** BEGIN EXTRACTED DATA **

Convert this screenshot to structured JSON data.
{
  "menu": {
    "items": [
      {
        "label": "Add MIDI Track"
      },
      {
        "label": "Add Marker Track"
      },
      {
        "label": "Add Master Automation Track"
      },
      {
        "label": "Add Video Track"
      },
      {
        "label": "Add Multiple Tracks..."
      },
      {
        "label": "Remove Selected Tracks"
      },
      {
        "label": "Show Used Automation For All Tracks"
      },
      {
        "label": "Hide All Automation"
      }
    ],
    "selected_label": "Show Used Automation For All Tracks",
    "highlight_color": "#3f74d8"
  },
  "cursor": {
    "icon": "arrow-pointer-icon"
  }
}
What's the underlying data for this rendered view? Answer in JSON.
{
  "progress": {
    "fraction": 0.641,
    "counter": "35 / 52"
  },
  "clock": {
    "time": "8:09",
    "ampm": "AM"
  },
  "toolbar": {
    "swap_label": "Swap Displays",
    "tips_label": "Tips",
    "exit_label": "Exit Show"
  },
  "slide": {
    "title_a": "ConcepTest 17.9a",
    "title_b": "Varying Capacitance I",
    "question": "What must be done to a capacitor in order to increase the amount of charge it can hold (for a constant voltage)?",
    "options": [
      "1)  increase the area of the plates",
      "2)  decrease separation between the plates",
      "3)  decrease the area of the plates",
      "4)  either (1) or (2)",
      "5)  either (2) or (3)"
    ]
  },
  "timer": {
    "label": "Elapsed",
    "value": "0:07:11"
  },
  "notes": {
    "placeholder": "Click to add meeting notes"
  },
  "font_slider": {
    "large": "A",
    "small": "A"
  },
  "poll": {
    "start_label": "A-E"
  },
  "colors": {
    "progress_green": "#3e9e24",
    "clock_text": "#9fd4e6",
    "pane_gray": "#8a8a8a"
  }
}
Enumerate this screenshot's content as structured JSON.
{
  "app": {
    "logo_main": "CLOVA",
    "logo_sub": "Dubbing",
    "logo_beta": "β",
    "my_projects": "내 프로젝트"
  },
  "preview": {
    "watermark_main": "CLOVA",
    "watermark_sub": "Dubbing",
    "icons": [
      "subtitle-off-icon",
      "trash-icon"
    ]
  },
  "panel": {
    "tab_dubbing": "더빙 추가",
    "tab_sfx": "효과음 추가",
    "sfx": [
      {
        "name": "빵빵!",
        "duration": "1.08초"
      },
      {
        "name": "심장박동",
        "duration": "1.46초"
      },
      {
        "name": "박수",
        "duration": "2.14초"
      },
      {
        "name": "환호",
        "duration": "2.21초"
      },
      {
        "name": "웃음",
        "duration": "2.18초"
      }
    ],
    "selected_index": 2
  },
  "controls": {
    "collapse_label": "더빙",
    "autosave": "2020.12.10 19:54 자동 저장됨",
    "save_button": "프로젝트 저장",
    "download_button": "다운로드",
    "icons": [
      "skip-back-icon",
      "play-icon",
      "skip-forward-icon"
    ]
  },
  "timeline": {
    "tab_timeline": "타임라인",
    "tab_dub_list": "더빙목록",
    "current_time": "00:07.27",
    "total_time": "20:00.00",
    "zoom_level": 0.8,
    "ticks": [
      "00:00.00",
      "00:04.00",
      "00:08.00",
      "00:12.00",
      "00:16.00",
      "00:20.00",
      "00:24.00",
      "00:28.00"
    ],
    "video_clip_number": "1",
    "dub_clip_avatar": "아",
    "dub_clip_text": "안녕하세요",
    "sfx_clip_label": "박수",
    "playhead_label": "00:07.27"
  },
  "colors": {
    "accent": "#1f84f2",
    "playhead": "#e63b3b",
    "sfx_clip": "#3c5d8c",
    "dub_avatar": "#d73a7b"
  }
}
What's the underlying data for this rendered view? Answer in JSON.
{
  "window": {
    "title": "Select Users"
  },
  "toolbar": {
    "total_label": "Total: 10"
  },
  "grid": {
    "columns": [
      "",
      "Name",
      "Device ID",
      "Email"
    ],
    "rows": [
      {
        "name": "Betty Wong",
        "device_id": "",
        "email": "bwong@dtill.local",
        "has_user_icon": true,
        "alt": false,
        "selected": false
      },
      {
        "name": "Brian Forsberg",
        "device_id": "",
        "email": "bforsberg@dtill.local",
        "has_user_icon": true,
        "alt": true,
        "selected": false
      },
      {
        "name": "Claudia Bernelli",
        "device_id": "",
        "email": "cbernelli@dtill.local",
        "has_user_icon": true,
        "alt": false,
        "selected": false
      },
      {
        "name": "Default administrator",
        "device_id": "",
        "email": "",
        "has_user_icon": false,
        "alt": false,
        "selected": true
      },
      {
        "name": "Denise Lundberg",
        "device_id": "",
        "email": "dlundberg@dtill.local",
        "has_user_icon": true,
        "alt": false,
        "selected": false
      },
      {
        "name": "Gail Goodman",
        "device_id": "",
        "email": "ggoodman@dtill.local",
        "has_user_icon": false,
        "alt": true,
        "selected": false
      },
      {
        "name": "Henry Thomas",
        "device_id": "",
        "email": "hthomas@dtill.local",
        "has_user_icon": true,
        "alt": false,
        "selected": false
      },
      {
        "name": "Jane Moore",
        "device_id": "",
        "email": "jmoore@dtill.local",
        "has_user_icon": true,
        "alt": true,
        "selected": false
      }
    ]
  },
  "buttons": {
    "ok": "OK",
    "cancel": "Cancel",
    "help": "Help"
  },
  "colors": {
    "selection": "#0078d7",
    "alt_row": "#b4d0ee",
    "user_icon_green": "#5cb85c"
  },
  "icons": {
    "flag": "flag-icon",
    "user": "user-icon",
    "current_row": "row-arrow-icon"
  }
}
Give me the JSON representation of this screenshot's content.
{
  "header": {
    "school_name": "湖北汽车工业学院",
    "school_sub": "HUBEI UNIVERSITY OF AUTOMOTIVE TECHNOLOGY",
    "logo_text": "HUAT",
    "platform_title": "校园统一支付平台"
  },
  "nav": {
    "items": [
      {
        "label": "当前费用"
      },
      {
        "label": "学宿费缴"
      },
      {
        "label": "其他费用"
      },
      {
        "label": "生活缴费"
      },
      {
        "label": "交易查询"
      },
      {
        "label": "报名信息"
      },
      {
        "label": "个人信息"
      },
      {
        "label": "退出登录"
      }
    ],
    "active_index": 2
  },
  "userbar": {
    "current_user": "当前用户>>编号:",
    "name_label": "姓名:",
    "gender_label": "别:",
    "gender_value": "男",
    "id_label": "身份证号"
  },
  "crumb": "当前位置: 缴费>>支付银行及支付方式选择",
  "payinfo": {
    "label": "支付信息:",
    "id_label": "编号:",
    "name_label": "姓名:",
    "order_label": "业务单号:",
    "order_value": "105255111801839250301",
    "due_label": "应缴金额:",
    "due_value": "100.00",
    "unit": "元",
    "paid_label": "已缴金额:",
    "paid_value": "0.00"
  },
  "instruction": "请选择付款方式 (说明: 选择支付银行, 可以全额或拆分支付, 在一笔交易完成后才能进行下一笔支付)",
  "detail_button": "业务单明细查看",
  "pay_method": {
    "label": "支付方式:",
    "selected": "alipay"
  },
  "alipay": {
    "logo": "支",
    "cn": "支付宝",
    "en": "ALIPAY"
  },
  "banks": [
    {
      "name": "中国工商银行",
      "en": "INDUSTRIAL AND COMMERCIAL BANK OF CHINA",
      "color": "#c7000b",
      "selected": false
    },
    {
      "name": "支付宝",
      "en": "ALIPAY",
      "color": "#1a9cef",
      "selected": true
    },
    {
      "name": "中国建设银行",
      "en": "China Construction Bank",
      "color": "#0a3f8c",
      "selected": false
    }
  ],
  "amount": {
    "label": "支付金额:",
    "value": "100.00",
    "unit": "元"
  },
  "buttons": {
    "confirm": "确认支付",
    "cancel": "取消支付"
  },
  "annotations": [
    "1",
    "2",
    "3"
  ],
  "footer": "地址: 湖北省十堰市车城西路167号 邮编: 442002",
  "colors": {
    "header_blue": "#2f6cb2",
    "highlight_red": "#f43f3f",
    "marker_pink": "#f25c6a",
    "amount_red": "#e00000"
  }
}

** END EXTRACTED DATA **

Which lines of the data include "프로젝트"? Copy each of them.

-- SOLUTION TO THIS TASK --
    "my_projects": "내 프로젝트"
    "save_button": "프로젝트 저장",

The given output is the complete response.